### Directive
Check every line of the data below for the string "JSON", and copy the ones that hold it.

### Entries
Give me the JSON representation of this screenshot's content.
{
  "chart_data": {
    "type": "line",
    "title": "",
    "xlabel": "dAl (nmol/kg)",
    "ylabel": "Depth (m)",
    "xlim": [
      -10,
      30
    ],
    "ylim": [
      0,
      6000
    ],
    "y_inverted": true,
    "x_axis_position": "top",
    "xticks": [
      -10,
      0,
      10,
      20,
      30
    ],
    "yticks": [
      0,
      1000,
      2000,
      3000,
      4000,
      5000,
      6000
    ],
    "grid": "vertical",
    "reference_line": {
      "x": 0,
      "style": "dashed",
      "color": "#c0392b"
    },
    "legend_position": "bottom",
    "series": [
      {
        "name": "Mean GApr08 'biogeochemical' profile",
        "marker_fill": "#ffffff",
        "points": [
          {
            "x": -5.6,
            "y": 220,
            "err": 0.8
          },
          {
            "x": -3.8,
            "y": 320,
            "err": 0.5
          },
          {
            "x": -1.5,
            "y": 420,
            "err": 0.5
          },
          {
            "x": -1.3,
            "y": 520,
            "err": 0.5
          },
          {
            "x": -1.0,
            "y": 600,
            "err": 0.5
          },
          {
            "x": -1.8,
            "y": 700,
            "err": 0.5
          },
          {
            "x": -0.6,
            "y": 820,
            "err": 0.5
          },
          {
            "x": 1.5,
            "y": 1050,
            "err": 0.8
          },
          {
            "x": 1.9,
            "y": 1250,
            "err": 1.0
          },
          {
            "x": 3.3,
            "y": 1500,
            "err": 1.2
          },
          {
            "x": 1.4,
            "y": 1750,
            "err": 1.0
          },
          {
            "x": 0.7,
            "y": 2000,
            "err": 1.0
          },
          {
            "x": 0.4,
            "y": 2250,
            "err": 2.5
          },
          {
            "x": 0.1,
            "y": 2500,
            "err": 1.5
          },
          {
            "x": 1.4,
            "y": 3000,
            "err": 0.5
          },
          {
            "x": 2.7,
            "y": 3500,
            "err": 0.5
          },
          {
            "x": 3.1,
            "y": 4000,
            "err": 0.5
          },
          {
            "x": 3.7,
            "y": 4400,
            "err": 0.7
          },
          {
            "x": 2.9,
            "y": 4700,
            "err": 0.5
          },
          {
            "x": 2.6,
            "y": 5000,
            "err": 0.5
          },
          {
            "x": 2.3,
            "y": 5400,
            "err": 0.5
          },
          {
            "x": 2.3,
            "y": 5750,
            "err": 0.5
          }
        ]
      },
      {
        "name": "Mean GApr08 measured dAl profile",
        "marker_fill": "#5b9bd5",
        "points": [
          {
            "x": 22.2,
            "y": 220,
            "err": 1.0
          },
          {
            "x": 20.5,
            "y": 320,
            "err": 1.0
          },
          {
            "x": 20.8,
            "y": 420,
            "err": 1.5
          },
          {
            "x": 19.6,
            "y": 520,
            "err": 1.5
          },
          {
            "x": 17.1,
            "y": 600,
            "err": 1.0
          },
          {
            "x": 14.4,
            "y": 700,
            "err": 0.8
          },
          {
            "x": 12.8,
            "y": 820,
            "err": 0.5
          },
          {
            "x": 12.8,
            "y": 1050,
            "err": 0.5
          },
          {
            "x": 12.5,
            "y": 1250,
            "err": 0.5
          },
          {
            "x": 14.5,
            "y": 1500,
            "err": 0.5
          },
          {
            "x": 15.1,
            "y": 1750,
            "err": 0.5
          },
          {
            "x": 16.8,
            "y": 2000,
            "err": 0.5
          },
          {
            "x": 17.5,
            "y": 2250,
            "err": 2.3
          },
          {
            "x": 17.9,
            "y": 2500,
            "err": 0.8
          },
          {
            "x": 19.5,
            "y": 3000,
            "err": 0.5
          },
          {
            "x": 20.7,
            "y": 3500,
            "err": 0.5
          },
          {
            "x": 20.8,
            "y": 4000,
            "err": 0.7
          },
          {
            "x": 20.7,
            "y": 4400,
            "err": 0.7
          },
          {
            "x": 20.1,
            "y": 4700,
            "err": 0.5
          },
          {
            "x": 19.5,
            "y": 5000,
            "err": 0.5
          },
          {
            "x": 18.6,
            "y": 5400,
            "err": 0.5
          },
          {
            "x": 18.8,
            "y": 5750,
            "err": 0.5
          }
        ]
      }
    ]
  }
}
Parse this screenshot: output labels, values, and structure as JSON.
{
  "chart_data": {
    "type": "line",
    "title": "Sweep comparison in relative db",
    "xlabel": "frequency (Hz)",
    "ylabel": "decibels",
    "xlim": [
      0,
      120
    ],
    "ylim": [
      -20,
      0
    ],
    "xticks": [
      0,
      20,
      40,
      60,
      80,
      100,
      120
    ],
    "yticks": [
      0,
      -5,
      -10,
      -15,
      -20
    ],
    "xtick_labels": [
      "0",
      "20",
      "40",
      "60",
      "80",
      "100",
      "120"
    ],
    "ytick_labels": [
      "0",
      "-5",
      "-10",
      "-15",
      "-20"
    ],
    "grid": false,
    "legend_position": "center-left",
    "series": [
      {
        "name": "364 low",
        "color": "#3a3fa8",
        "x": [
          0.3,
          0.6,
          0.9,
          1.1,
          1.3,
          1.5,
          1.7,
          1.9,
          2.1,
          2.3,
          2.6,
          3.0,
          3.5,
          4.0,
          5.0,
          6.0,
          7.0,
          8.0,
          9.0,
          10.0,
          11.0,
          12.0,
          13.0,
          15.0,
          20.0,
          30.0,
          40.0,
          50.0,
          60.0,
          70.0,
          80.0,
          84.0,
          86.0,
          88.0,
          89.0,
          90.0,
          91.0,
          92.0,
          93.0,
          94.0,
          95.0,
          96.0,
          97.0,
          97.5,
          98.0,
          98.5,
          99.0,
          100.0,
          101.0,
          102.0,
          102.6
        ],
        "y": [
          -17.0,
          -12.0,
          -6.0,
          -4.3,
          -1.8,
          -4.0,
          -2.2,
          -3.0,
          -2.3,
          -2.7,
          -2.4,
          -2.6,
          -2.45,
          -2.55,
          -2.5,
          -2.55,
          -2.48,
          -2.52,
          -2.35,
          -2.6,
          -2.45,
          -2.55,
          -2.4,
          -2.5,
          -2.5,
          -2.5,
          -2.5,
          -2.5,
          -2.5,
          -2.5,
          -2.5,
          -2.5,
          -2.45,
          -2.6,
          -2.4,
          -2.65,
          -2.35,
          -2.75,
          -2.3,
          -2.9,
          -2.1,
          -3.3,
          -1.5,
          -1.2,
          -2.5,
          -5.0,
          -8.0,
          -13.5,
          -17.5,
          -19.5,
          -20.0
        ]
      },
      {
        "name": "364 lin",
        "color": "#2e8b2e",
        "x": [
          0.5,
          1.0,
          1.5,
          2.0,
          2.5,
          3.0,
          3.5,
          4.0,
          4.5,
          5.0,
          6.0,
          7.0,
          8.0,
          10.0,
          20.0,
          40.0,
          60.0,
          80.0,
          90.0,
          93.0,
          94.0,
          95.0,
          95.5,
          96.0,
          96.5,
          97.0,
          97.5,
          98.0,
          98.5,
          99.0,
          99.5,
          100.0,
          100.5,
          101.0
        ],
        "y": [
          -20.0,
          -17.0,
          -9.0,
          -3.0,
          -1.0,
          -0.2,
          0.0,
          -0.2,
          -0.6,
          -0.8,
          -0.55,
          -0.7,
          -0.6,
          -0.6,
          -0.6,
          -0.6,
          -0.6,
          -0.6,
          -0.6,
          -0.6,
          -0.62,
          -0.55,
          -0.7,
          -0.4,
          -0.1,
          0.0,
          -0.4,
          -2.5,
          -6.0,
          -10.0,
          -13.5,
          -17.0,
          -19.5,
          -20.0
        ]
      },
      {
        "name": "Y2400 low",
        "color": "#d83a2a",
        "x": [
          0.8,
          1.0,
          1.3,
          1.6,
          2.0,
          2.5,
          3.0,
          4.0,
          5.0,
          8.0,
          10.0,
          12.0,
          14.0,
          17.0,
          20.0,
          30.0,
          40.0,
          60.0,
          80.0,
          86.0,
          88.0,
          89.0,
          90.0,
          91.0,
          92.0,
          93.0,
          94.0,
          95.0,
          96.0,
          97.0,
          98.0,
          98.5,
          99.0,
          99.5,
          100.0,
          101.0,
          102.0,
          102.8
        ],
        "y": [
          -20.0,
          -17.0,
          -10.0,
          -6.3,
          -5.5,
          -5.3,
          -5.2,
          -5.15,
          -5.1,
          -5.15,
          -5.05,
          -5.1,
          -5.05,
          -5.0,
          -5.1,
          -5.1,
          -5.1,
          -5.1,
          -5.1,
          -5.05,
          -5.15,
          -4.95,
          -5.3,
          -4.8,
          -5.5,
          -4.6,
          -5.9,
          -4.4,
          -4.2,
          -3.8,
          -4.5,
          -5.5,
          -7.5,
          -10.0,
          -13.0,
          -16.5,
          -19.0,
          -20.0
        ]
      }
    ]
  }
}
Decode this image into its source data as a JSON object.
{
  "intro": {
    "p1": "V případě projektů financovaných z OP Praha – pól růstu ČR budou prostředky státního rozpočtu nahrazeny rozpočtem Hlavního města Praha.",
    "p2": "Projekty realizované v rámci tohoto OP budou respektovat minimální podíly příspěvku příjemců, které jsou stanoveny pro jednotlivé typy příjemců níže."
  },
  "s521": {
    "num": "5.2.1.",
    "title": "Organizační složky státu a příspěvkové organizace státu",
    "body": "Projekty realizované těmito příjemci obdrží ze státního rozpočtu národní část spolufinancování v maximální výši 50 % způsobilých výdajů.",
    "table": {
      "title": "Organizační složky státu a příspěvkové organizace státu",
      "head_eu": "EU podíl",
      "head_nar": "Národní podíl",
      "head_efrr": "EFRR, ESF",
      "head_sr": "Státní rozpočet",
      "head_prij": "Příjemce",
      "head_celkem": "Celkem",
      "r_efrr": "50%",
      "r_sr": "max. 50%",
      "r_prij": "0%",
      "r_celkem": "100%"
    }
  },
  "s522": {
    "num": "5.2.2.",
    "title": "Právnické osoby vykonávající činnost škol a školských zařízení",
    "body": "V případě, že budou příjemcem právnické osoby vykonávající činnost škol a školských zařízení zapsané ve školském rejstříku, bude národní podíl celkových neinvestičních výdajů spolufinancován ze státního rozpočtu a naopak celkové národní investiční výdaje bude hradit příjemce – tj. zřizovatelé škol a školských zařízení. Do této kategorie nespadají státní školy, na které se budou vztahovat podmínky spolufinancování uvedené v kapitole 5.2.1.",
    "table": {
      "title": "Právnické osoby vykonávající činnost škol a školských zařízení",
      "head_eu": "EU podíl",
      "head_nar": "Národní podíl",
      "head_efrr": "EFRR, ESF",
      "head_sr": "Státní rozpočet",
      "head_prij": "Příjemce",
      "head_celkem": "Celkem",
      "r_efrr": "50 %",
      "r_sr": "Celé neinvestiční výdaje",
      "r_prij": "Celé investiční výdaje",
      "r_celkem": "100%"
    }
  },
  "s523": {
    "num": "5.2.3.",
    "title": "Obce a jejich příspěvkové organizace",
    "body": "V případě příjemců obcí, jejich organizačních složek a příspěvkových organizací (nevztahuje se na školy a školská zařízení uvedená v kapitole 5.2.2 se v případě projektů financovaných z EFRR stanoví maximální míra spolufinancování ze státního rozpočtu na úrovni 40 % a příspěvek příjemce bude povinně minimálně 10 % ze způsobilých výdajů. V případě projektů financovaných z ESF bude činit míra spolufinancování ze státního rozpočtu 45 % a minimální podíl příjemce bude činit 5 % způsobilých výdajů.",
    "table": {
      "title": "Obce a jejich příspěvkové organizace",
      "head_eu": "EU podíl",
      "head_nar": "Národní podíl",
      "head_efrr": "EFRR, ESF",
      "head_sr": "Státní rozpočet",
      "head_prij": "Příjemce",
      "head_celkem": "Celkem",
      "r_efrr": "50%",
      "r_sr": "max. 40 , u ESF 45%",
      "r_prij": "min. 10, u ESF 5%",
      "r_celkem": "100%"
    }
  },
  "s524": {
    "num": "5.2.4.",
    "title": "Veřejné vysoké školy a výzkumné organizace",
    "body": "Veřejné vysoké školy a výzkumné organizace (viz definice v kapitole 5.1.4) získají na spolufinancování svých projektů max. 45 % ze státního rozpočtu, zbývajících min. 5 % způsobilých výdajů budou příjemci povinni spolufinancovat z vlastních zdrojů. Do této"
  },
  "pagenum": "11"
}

### Reply to the task
Give me the JSON representation of this screenshot's content.
Parse this screenshot: output labels, values, and structure as JSON.
Decode this image into its source data as a JSON object.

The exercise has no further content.